Rewrite the items starting at the first one and ending at the one containing "skyline-building bbox=[1980, 907, 2048, 1057]", replacing "chart-bar" with "column-bar" and leaving everything else unchanged.
## BEGIN
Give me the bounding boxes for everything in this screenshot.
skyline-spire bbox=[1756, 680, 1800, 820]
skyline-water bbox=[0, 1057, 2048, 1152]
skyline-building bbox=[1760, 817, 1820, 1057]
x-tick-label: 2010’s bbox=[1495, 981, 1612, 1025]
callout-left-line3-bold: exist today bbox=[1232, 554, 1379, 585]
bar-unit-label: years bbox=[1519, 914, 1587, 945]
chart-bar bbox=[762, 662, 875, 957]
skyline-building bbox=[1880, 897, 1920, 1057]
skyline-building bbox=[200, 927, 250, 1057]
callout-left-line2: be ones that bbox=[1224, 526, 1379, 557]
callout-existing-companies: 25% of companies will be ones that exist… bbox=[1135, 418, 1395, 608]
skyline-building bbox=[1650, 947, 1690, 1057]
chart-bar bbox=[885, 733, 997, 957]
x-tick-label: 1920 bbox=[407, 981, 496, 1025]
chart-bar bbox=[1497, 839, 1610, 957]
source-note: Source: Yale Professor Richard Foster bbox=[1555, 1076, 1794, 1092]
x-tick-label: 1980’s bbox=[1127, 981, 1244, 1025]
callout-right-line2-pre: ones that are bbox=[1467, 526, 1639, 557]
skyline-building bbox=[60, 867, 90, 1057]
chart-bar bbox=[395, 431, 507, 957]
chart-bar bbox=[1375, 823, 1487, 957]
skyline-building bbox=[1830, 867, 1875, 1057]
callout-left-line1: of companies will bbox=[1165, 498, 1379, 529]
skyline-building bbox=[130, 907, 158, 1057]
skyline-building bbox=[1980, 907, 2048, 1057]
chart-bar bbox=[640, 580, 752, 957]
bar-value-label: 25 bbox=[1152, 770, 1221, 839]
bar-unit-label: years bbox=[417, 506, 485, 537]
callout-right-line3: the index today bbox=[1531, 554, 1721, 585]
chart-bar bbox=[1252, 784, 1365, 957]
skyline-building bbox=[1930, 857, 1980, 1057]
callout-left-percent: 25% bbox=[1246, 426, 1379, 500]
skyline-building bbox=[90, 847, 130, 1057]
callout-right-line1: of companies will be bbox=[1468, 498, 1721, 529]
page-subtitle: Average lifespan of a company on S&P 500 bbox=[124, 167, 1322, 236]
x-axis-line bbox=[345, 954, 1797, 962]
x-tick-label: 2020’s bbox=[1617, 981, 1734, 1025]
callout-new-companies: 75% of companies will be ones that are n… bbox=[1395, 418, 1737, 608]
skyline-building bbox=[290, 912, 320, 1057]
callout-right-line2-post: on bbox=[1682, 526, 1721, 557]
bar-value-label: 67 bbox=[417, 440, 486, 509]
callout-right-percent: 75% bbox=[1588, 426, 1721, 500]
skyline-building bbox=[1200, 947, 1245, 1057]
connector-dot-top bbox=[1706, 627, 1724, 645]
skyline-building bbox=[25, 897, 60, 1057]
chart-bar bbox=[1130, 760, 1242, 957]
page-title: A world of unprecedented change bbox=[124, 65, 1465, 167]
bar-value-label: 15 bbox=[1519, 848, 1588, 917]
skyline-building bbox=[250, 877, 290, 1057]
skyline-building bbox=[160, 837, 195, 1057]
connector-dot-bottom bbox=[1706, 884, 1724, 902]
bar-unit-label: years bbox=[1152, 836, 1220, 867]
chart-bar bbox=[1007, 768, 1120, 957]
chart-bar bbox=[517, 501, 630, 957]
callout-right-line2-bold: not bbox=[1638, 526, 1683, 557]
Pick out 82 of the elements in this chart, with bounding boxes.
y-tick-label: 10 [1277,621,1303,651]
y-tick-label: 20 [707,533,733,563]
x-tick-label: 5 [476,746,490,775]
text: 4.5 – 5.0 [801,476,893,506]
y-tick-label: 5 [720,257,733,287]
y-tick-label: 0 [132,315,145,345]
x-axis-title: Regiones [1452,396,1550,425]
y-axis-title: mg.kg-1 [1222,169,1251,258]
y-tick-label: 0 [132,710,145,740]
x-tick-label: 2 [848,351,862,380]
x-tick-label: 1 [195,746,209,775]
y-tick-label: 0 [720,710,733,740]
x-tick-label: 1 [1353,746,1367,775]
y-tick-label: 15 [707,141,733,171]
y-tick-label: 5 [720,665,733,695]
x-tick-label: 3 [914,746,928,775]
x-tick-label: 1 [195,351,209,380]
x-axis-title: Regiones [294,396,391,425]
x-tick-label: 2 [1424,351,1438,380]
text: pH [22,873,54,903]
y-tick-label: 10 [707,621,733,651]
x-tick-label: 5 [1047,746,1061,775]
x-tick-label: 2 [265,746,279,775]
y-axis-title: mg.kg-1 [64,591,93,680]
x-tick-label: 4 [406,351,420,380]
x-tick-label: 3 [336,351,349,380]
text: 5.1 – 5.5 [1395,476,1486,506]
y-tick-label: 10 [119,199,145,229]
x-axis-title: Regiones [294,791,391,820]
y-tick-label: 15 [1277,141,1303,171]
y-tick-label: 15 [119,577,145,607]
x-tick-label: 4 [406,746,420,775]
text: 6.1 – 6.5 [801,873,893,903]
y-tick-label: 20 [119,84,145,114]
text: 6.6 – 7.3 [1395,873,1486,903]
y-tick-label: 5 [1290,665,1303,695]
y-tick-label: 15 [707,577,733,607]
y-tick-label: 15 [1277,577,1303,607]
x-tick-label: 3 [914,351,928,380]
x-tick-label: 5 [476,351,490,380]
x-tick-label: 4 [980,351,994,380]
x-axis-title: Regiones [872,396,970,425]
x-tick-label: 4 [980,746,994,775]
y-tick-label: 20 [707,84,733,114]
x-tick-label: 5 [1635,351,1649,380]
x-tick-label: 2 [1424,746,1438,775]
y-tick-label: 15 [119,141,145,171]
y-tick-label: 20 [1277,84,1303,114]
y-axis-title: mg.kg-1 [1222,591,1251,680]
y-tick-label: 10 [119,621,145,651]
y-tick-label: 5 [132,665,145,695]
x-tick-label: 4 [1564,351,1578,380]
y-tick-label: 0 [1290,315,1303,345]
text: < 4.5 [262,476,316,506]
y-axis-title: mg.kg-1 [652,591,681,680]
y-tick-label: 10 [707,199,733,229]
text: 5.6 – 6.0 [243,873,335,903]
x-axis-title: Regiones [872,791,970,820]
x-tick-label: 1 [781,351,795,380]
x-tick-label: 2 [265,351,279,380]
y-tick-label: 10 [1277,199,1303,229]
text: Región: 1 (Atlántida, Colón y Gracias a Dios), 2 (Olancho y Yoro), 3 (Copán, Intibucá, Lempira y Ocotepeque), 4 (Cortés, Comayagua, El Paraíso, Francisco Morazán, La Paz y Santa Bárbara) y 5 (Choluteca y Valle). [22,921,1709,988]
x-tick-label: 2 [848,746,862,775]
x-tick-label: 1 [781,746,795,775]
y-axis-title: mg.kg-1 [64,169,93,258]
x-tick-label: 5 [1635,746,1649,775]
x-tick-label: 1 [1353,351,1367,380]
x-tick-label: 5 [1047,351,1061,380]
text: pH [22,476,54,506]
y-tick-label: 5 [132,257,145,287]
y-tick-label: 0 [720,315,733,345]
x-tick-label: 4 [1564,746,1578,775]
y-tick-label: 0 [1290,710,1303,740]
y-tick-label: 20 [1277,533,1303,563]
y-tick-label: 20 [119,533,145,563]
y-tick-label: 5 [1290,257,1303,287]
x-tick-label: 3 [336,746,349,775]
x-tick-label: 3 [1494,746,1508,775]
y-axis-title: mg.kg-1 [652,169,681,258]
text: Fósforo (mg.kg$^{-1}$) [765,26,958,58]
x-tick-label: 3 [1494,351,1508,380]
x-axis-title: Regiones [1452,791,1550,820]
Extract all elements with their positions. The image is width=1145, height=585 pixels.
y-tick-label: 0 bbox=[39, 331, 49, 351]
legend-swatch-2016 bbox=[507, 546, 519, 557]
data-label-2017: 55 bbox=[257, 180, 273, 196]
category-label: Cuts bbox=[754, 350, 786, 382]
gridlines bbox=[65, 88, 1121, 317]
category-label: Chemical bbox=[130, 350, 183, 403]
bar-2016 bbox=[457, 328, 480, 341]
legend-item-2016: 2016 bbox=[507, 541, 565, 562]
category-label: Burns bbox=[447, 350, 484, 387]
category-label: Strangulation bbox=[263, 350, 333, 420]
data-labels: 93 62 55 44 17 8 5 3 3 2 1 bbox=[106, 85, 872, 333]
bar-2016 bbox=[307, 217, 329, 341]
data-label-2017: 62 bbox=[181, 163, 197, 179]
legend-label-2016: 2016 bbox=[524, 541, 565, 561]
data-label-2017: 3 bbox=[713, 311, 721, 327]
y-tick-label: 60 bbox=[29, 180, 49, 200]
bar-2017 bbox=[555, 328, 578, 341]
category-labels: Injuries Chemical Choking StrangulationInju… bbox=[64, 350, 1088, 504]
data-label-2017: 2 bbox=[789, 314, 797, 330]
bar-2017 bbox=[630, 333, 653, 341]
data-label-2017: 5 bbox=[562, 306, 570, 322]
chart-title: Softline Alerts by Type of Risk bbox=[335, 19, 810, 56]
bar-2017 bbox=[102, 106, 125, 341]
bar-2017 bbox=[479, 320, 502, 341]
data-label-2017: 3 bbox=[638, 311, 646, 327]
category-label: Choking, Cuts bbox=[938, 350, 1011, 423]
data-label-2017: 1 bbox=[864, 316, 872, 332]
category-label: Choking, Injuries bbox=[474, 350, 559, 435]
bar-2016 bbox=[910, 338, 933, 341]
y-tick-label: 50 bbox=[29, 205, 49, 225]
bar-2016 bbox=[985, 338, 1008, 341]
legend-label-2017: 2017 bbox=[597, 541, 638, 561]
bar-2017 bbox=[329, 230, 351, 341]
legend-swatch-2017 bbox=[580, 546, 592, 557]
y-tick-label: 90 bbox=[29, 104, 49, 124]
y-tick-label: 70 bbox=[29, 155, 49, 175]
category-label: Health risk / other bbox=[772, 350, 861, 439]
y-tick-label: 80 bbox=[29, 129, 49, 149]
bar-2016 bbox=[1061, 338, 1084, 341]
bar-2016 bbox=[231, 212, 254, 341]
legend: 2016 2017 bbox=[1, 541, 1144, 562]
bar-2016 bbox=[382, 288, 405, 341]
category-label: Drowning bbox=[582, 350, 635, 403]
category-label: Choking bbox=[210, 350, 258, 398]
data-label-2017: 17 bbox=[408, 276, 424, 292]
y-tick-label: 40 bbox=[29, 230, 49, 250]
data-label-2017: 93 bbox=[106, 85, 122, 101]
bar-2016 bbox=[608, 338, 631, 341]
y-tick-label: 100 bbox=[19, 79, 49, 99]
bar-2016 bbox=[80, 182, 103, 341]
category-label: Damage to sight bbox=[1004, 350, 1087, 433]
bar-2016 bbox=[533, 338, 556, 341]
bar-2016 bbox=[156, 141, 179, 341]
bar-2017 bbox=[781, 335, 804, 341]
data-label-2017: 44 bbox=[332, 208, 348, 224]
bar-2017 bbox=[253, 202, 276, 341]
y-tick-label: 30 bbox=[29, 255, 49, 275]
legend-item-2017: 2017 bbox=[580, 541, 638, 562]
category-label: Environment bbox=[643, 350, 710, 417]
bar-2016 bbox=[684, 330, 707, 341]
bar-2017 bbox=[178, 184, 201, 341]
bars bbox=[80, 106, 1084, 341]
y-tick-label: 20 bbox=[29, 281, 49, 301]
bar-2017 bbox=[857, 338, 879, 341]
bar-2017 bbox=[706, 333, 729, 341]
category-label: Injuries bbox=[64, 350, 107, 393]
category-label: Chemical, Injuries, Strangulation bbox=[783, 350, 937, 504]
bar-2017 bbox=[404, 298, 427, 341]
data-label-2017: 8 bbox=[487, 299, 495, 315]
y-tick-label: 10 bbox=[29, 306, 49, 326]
## END
▶ _ANSWER TO THIS TASK_
Give me the bounding boxes for everything in this screenshot.
skyline-spire bbox=[1756, 680, 1800, 820]
skyline-water bbox=[0, 1057, 2048, 1152]
skyline-building bbox=[1760, 817, 1820, 1057]
x-tick-label: 2010’s bbox=[1495, 981, 1612, 1025]
callout-left-line3-bold: exist today bbox=[1232, 554, 1379, 585]
bar-unit-label: years bbox=[1519, 914, 1587, 945]
column-bar bbox=[762, 662, 875, 957]
skyline-building bbox=[1880, 897, 1920, 1057]
skyline-building bbox=[200, 927, 250, 1057]
callout-left-line2: be ones that bbox=[1224, 526, 1379, 557]
callout-existing-companies: 25% of companies will be ones that exist… bbox=[1135, 418, 1395, 608]
skyline-building bbox=[1650, 947, 1690, 1057]
column-bar bbox=[885, 733, 997, 957]
x-tick-label: 1920 bbox=[407, 981, 496, 1025]
column-bar bbox=[1497, 839, 1610, 957]
source-note: Source: Yale Professor Richard Foster bbox=[1555, 1076, 1794, 1092]
x-tick-label: 1980’s bbox=[1127, 981, 1244, 1025]
callout-right-line2-pre: ones that are bbox=[1467, 526, 1639, 557]
skyline-building bbox=[60, 867, 90, 1057]
column-bar bbox=[395, 431, 507, 957]
column-bar bbox=[1375, 823, 1487, 957]
skyline-building bbox=[1830, 867, 1875, 1057]
callout-left-line1: of companies will bbox=[1165, 498, 1379, 529]
skyline-building bbox=[130, 907, 158, 1057]
skyline-building bbox=[1980, 907, 2048, 1057]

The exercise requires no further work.